*Listed entries*.
☆ ☆ ☆

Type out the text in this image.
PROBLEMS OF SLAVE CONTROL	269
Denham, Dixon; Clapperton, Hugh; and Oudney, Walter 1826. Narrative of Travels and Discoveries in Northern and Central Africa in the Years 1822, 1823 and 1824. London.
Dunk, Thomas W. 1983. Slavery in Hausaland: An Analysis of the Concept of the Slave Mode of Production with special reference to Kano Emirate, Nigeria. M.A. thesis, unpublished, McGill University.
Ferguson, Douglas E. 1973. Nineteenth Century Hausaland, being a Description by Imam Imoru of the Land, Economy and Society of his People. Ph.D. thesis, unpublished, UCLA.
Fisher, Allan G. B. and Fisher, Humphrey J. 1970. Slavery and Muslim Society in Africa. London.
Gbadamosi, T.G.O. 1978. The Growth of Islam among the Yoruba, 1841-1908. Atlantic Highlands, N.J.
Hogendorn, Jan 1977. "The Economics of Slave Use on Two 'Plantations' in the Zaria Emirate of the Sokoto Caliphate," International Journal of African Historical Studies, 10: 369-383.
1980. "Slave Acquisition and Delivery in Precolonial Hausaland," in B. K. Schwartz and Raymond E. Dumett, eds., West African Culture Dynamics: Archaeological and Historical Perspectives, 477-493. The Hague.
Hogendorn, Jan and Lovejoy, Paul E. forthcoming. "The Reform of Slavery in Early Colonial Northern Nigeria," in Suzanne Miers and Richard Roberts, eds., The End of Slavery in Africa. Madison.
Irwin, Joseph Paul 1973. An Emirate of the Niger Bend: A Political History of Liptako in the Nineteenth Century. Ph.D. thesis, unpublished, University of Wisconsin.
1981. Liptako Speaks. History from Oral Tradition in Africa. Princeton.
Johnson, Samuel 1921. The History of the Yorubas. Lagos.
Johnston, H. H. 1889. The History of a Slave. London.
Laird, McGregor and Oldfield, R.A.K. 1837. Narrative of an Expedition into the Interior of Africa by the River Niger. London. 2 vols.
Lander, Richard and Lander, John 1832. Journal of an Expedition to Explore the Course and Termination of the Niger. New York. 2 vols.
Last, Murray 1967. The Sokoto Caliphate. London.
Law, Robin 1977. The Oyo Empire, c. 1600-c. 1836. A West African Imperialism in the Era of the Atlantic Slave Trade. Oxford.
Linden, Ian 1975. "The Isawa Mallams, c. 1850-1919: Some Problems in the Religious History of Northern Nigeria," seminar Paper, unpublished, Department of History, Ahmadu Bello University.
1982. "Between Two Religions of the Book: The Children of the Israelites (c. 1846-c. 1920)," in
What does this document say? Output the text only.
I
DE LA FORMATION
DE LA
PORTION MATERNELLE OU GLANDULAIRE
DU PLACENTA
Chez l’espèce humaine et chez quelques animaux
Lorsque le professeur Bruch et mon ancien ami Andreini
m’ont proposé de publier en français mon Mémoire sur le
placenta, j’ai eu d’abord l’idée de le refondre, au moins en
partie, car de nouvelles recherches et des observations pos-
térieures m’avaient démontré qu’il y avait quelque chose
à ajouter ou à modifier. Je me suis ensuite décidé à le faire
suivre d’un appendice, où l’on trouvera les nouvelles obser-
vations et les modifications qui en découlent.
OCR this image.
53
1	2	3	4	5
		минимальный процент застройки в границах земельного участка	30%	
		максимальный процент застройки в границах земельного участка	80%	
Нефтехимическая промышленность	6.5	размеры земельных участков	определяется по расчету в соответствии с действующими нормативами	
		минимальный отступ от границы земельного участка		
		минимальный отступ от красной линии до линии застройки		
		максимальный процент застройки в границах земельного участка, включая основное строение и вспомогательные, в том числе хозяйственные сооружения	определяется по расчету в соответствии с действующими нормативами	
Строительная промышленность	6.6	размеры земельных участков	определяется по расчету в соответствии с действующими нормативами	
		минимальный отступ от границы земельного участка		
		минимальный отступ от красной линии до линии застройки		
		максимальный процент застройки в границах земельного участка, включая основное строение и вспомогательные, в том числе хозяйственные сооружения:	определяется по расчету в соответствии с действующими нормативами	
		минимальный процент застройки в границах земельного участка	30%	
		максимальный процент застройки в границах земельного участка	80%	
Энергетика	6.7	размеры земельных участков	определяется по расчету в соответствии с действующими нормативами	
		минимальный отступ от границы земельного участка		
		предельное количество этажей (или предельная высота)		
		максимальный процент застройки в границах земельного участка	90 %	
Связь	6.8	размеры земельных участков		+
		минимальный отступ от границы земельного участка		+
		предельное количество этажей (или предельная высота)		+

☆ ☆ ☆

*Exercise description*.
Return each line where "Richard" shows up.

*Answer to this problem*.
Hogendorn, Jan and Lovejoy, Paul E. forthcoming. "The Reform of Slavery in Early Colonial Northern Nigeria," in Suzanne Miers and Richard Roberts, eds., The End of Slavery in Africa. Madison.
Lander, Richard and Lander, John 1832. Journal of an Expedition to Explore the Course and Termination of the Niger. New York. 2 vols.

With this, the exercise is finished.